Many were the Indians in the 1950s who struggled and sacrificed to make India a better country with good facilities and their path was uphill all the way. One such great surgeon who spent his entire life in improving the conditions in Orissa, a backward state in the 1950s, was Dr. Girijashanker Das Mahapathra. In his own words: ``I got rid of the idea of serving in Britain. I still think about it sometimes and feel whether the decision was wise on my part or not. Had I stayed back, I would have been an internationally famous surgeon. But I could not neglect the call of my motherland. We had to develop our country and our country needed us. Hence I decided at last to come back. Had I stayed back, I would have become a great and rich surgeon but back in India, I could make thousands of surgeons, who would serve all over the world besides their motherland.''

Readers are grateful to his wife, Dr. Bani Das Mahapathra, for completing the biography and publishing it. It makes available to us information about the conditions in Orissa of the 1940s and 1950s and how a one-man army led by Das Mahapathra was able to change the surgical face of this backward State.

Born in interior Orissa in a learned family, it was lucky that Das Mahapathra chose surgery for his career. He had to go to Patna to study medicine and later specialised in general surgery, where he walked away with all the prizes and in addition was fortunate enough to get as his bride Dr. Bani, his classmate.

Luckily somebody in the government of pre-independent India, had the vision to think of the future of the country in science and arranged for the selection of young scholars for training abroad in various specialities and Das Mahapathra was selected for training in general surgery in the U.K. We must understand that even today, general surgery is an important requisite of medical science. He was the first FRCS of Orissa, an honour and achievement specially for a student from a rather backward state.

The reviewer had the pleasure of knowing Das Mahapathra during his post-graduate study days in Edinburgh.

On returning to India, he struggled very hard against odds to establish and promote the study of higher levels of surgery in Orissa. Why should everyone who wants to create and establish something new in this country have to undergo endless difficulties? The reviewer himself had to face such bitter struggle when establishing neurosurgery in the then Madras State, which of course was more advanced. Still the struggles were identical. Das Mahapathra succeeded and made the Cuttack Medical College one of the best in India.

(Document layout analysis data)
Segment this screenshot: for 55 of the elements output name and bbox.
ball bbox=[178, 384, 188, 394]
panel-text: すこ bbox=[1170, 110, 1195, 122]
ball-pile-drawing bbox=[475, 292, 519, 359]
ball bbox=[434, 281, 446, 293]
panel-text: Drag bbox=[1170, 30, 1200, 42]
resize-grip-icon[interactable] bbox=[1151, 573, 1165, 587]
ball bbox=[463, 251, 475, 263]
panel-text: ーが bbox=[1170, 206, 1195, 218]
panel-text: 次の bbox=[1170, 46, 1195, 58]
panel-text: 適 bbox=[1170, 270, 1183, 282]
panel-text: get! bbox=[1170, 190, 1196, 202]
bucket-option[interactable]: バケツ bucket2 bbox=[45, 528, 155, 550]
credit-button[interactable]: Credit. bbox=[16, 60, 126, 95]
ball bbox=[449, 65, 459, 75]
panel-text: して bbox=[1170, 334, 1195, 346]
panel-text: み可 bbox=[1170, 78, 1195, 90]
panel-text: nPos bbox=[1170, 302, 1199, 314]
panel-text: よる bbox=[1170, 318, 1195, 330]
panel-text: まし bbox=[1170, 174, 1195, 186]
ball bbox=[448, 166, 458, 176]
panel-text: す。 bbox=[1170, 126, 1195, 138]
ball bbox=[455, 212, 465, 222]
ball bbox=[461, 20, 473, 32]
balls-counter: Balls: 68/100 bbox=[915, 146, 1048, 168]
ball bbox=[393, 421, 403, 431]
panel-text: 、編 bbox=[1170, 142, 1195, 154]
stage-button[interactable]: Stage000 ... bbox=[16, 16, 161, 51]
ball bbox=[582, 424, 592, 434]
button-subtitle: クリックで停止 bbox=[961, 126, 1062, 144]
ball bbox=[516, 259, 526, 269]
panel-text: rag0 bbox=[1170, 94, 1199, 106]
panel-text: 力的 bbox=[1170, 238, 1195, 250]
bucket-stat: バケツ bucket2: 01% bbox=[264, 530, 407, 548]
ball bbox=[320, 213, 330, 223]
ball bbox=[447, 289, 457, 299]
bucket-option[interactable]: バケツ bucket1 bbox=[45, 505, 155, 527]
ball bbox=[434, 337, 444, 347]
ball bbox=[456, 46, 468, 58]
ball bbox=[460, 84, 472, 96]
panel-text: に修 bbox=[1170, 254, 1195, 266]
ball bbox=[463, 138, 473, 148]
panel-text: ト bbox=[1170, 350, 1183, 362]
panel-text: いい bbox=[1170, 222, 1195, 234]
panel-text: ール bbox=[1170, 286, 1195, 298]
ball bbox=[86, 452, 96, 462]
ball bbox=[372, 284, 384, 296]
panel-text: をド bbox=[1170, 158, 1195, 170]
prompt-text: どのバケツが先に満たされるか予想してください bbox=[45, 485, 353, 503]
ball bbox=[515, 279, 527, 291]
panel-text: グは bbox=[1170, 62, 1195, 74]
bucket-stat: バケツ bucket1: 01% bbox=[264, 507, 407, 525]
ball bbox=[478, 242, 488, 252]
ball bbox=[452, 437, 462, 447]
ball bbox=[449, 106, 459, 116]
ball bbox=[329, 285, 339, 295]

> Exercise details: Carry on the review of Dr. Das Mahapathra's biography, starting after its last sentence. The data has nothing to do with the review of Dr. Das Mahapathra's biography.

> Answer section:
He was a brilliant surgeon, full of compassion for his patients, who really worshipped him as their saviour. That did not in any way melt the hearts of the politicians and bureaucrats who continued to obstruct due to ignorance and obscurantism. Poor India.

Though he did not like to work as an administrator, as a senior in government service, he was made the principal of the medical college. As a popular principal and an excellent teacher, he spread the fame of the Cuttack Medical College all over India. Later unfortunately, being the seniormost in service, he was made the Director of Health Services. He never liked this purely administrative job with constant struggle against politicians and bureaucrats; but he fulfilled his duties conscientiously and got a good name from the Chief Minister and the Governor.

Das Mahapathra was a versatile person with many interests and hobbies. He was a poet and has written many poems in Oriya. He could draw and paint very well and best of all he was a great gardener. Flowers bloomed under his caring and loving hands and they were a delight to him. He lived a full life of a ``Stithapragna'' serving humanity at all levels. He encouraged many doctors to become surgeons and specialists and made Orissa advance in the surgical field.

The author has added many interesting sections about her famous husband and also written a section about her own illustrious family. This is an interesting biography and is of historical value in the study of the march of medical science during the 20th century in India.